▸ Available records
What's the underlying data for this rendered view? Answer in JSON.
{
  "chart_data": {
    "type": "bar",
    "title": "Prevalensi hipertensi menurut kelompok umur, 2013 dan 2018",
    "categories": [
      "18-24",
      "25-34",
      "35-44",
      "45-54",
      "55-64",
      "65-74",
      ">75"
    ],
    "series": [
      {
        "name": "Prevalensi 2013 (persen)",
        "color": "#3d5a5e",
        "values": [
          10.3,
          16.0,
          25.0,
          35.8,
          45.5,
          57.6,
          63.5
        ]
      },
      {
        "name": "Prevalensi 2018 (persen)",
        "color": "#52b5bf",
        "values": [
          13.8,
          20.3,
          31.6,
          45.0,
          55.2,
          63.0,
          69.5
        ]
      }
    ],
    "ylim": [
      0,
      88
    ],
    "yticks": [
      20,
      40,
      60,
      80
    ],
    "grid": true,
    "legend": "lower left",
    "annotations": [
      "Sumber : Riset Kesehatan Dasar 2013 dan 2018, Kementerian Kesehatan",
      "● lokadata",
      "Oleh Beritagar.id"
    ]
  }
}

▸ What you will do
Collect the lines of the data that carry the word "name".

▸ Solution to the problem
        "name": "Prevalensi 2013 (persen)",
        "name": "Prevalensi 2018 (persen)",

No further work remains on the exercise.